### INFORMATION PROVIDED
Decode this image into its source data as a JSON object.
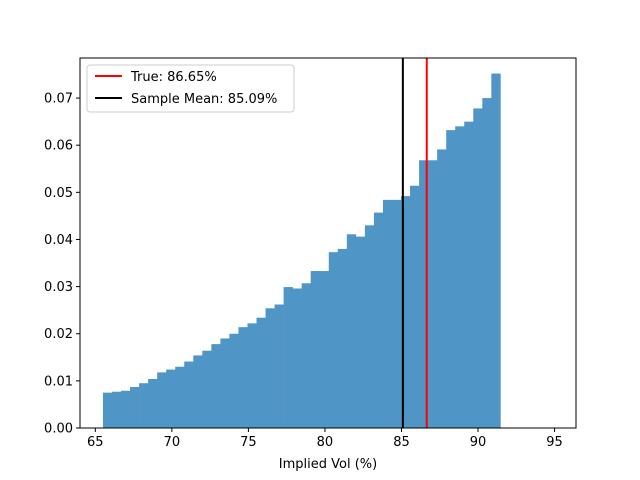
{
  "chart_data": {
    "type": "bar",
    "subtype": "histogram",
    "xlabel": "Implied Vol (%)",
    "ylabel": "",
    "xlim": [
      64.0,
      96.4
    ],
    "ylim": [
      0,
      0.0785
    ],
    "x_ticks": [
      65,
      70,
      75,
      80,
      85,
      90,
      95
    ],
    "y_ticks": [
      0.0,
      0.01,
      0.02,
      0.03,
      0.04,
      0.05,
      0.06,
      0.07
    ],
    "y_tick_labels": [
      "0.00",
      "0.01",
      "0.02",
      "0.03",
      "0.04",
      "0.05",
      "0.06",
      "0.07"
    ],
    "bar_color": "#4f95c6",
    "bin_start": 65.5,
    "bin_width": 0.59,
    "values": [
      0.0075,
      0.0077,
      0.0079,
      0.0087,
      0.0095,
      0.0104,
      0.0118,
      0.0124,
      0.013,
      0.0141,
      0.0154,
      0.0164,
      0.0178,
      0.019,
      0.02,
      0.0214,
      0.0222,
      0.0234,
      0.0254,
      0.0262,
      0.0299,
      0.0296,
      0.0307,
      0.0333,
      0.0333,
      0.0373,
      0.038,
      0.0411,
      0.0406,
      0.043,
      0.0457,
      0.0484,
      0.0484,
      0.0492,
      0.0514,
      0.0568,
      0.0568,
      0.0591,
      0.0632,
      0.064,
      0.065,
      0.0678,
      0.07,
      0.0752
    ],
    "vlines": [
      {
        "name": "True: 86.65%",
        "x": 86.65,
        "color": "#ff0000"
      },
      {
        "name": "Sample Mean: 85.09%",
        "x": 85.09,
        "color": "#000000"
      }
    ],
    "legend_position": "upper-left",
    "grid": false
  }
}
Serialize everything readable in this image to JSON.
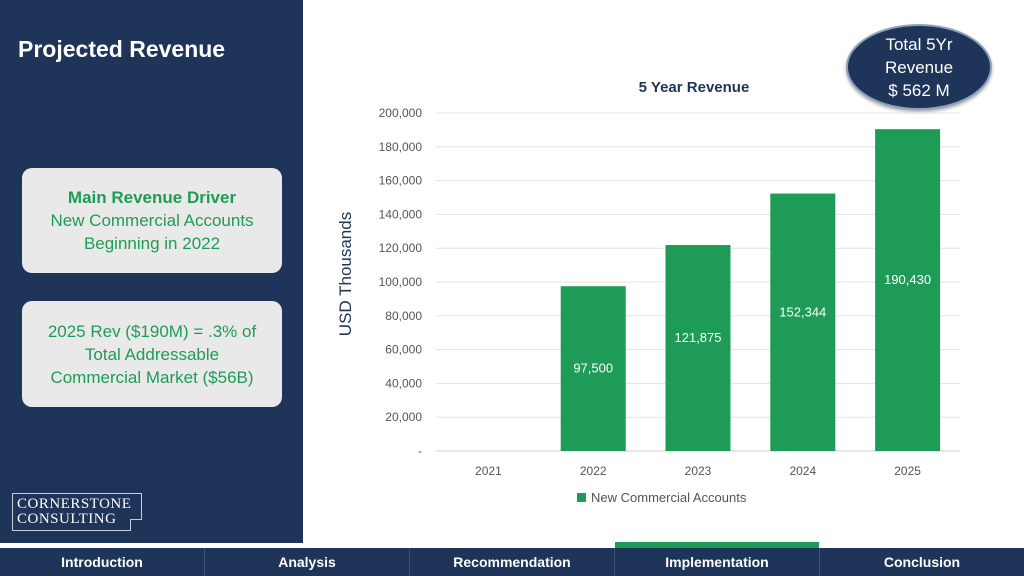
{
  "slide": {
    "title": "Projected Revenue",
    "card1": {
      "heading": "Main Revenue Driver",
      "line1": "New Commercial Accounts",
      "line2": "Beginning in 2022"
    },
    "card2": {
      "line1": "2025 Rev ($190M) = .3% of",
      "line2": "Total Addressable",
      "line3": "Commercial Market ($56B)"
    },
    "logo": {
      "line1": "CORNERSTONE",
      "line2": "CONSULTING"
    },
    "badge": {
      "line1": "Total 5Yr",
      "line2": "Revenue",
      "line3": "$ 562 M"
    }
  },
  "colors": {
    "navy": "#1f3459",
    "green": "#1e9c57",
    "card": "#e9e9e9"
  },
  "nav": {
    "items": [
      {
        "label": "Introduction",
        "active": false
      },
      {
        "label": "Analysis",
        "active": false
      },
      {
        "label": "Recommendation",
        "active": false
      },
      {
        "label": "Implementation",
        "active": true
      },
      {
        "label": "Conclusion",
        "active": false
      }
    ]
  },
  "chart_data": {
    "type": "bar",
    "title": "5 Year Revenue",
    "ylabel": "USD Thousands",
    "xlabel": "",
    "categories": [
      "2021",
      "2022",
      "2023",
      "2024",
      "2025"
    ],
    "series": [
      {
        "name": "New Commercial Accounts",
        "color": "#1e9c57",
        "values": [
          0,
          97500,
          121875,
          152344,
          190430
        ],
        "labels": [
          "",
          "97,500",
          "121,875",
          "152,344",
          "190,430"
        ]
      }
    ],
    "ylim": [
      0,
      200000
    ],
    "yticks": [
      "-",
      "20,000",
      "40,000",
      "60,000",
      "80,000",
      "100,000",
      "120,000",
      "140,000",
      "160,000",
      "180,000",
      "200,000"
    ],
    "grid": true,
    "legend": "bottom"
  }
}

### EXERCISE
Every line that holds the word "this" should be extracted.

### WRITTEN ANSWER
Decode this image into its source data as a JSON object.
Serialize everything readable in this image to JSON.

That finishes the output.